SELECTED TEXT:

But not long after we were married (and it may have even started softly and subtly when we were engaged and I cooked for her) – she started criticizing the way I cooked. She did not like how messy I was when I cooked, or that I did not mind if some splatter got on the stove or on the counter when I was mixing and making things.

Once we were married she became more aggressive with her criticism. She did not like how I did not clean while I was cooking, getting things out and putting them away as I cooked, the way she did. She keeps a clean kitchen while she is cooking, and directly afterwards has everything cleaned up and in the dishwasher. Why could I not just do things the way she did? This is something I often heard.

I wish I could say I never lashed out her, but that would not be true. In the first few years of our marriage I lashed out several times telling her to get out of the kitchen. I said she was ungrateful for me cooking and that many men would not make the effort to cook the way I did, and she should be grateful for that.

What I learned more recently in our marriage, is to contain my anger, recognizing this comes from her perfectionist mindset. I now calmly reminder her that we have had this conversation about 500 times since we have been married, and that I am not going to cook the way she does. Occasionally if her tone is off, and I will also address the issue as a matter of disrespect coming from her.

Some more examples of a perfectionist wife’s behavior

Again these come from real life experiences I have with my wife (whom I love dearly) but has a problem with bringing perfectionism into our home:

My wife is one the many perfectionists I have known, that is thrown off by a cereal box being left on the counter, or on the kitchen table. This drives her nuts. I do truly try to remember to put it away, and often I do. But with me and my kids (who are at my house 3 days a week), there is a very strong chance of a cereal box being left on the table or counter.

The cereal box being left out showcases a broader problem with the perfectionist mindset. Should the person of have put the cereal box away after they ate? Yes. But because a perfectionist cannot tolerate even the smallest failings of others this type of things drives them insane. Each person must do everything right, if they fail in the slightest degree, the perfectionist has the hairs on the back of their neck standing up.

Another thing my wife gets thrown off by is if any amount of water is on the bathroom floor or bathroom sink after someone takes a shower and brushes their teeth. This is another huge pet peeve for her. She will routinely hunt down the last person who was in the bathroom after a shower and ask them why they did not use a towel to wipe up the floor and wipe the counter.

Often perfectionists are thrown off by children rough housing, or yelling at one another. While I agree children need discipline, there should always be a time and place for them to just be who they are – children.

I basically have the rule that as long as there is no cursing, or bleeding (or broken bones) or hitting of girls – almost anything goes.

I have teenage boys and sometimes they fight. My daughter(who is younger than them) may get involved sometimes, but all the boys know they are not allowed to hit her because she is a girl. If she hits them, then they can bring it to me and I will discipline her for it if I think that is appropriate. So as long as there is no hitting of girls, no cursing, and no bleeding happening, I usually don’t get involved. I let my children play, rough house, and work out their differences.

For my wife, this often drives her nuts. She wants me to get involved in each and every scuffle and I have informed her that I do not believe this is the correct approach to fathering them. I will only get involved if I think it has risen to a level that needs some parental refereeing.

ACTIONS TO TAKE:
(a) In the passage about living with a perfectionist wife, how many days a week are the writer's kids at the house?
(b) Resume the essay on living with a perfectionist wife, writing on from its final paragraph.

Layout coordinate data:
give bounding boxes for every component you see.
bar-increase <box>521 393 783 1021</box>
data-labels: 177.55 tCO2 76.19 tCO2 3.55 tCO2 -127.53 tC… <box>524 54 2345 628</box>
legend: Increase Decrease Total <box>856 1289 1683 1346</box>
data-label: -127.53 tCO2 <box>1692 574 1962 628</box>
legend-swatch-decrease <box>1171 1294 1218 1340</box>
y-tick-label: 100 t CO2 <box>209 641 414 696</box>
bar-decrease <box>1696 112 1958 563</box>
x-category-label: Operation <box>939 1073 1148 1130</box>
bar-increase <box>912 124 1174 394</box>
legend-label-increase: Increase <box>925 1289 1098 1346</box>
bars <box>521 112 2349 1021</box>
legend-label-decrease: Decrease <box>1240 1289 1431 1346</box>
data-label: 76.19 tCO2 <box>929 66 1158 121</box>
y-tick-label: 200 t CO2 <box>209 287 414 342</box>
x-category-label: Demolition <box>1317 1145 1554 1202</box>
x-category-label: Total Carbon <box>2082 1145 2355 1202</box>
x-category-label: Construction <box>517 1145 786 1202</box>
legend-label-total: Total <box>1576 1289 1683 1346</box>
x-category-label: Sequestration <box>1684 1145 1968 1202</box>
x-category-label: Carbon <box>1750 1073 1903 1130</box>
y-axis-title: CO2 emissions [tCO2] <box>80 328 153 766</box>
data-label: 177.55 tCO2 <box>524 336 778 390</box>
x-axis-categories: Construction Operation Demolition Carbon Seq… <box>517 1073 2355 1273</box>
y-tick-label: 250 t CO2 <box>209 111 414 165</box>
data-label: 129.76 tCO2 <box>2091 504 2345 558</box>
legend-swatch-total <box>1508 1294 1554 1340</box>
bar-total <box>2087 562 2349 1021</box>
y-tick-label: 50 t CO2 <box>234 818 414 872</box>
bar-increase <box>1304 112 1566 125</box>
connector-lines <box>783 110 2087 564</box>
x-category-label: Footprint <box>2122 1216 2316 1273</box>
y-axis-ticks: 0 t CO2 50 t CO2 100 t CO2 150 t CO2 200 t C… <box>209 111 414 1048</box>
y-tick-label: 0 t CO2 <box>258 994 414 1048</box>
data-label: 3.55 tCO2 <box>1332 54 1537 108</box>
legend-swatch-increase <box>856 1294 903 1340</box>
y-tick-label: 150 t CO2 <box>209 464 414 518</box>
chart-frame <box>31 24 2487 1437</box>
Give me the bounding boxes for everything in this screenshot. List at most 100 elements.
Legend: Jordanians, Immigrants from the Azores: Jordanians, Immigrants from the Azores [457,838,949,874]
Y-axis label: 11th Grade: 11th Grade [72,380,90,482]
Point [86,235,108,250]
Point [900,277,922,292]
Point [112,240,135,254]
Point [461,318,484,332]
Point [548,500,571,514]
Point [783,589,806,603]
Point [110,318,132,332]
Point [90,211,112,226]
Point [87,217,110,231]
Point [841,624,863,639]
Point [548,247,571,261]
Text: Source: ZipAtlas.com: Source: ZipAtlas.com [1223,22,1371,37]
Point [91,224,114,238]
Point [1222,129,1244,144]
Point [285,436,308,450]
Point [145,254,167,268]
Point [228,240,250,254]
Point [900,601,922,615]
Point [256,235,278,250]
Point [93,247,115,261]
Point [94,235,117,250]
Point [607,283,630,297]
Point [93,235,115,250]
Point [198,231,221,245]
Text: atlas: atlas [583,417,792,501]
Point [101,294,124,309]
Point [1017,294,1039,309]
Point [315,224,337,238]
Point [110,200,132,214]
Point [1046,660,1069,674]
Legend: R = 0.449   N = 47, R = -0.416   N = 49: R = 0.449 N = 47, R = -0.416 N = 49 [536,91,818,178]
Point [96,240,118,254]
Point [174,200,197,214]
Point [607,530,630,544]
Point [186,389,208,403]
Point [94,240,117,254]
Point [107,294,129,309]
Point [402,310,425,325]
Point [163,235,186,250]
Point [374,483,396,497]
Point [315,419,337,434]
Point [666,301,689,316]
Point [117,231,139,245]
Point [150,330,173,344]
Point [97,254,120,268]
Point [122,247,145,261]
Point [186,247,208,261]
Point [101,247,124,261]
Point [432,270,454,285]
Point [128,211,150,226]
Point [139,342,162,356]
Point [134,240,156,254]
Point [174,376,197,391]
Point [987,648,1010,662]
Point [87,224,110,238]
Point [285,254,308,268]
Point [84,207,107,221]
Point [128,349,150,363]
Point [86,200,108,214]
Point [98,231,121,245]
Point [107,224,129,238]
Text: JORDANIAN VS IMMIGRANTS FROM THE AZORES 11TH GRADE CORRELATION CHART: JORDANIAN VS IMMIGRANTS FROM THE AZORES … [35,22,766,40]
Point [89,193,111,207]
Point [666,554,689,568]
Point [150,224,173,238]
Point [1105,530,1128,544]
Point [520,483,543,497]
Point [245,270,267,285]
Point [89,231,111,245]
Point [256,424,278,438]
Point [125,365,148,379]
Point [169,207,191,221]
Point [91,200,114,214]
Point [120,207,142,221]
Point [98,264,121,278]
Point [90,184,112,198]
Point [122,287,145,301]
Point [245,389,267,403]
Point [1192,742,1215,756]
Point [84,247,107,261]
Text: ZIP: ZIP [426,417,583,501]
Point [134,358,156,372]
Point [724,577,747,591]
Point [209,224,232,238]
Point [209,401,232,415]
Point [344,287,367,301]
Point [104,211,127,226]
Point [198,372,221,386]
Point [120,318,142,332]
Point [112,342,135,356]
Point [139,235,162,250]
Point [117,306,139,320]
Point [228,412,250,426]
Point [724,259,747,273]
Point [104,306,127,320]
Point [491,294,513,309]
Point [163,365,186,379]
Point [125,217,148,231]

ANSWERS TO THE EXERCISE:
(a) Three days a week.

(b)
Being angry or worrying about small and trivial things is what causes many perfectionists to have horrible anxiety problems (my wife suffers from anxiety and sleeplessness and my father does as well – even though he has gotten better with age).

Don’t fall for the perfectionist wife’s justifications

When you try to address your wife’s perfectionist tendencies be prepared for these three justifications in defense of her perfectionist ways:

Justification #1: Her way is “the better way” or “the right way”

She might just try and tell you she was just trying to show you a better way, or the right way to cook. You need to let her know that her way might be what she thinks is the best way to cook, but you do not think her way is better and she needs to accept that.

Justification #2: Her way is not so hard

She might try and say her way is easier, or what she is asking you to do is not so hard, so why can’t you just do it the way she does? Again you need to respectfully let her know that you are not purposefully trying to upset her, you just have your way of cooking and she has hers.

Justification #3: Why do just want to keep doing things you know upset her?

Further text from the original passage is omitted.